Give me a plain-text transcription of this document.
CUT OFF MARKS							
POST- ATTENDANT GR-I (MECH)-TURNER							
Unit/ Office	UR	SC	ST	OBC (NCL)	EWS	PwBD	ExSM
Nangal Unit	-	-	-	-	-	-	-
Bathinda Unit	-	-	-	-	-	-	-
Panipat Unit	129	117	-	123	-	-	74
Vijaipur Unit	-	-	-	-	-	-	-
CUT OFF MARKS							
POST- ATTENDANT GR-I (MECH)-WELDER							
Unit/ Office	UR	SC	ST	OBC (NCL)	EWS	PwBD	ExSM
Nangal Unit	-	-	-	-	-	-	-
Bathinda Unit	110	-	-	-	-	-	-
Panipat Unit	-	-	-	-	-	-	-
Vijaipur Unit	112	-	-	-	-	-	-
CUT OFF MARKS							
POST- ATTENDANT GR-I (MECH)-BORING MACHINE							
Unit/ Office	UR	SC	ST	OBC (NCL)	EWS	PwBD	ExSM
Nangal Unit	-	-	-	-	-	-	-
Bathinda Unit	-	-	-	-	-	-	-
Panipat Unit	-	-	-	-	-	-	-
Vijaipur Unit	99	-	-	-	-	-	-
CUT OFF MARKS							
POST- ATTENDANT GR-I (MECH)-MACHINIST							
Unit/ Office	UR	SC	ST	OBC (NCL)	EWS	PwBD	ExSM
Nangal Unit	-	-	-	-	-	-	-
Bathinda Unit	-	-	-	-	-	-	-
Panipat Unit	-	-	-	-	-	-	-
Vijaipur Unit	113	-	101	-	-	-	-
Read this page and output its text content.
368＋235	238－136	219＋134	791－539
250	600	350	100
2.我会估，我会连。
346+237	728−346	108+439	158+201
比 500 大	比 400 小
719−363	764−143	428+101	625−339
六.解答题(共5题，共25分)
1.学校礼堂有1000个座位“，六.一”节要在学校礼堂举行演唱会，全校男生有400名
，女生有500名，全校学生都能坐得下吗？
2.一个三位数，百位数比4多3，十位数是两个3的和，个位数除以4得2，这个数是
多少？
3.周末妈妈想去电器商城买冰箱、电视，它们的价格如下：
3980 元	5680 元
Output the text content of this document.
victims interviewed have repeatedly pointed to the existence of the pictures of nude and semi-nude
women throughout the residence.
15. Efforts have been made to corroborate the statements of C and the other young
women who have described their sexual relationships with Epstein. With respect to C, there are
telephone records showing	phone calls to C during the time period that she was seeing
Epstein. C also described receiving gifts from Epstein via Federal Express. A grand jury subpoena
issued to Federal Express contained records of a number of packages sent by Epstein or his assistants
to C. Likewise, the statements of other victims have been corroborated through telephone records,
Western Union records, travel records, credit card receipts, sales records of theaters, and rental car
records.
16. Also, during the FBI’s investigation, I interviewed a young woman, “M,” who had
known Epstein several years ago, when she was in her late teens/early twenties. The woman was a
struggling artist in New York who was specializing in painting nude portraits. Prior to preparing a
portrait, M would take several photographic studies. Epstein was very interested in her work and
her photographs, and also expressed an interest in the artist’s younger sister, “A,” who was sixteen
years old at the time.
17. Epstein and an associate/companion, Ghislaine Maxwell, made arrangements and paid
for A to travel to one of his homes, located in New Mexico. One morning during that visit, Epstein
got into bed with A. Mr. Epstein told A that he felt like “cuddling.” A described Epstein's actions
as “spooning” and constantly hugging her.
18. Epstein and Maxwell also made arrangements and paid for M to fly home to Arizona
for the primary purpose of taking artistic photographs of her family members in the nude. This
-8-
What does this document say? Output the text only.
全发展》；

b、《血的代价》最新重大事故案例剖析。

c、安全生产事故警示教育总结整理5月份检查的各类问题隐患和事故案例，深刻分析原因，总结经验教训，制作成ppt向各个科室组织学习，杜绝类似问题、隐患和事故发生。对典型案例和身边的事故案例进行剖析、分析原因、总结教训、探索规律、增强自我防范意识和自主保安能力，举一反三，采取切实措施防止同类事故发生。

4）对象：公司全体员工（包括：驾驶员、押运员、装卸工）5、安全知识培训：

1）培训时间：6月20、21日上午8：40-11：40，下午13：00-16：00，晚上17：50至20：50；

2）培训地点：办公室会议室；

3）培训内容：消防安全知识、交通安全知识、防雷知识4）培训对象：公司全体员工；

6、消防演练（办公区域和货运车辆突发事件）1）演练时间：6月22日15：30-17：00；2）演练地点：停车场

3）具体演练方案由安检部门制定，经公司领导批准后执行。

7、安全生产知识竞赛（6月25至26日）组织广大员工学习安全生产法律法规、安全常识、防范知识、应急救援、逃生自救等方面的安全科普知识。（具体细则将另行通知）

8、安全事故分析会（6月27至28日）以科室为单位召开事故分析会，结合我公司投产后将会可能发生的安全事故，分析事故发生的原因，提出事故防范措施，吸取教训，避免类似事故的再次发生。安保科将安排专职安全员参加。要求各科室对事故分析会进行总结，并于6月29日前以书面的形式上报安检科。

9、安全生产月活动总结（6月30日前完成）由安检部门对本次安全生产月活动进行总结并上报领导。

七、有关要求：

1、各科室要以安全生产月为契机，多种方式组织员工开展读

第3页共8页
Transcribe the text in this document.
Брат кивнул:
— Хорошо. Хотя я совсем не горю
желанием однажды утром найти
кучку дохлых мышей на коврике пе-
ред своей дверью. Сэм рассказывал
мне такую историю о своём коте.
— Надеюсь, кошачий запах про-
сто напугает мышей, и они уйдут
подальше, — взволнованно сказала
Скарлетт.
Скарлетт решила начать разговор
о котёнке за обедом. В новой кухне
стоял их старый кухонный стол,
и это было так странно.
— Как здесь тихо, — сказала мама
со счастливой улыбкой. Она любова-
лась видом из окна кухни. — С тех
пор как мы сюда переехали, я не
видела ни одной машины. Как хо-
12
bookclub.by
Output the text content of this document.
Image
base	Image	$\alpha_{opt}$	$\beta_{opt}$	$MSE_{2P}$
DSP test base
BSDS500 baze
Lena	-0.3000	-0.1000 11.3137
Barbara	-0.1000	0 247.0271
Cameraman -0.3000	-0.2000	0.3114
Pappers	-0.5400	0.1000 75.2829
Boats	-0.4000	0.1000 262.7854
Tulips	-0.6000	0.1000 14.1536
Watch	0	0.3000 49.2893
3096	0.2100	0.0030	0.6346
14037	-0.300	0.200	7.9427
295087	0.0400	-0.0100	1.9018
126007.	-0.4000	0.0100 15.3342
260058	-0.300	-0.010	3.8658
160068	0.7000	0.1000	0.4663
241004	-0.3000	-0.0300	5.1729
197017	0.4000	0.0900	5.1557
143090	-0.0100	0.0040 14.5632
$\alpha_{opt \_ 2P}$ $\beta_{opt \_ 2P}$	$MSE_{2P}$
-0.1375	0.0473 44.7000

# [WHAT IS BEING ASKED]
Gather each line of the records holding the string "сказала".

# [FINISHED ANSWER]
подальше, — взволнованно сказала
— Как здесь тихо, — сказала мама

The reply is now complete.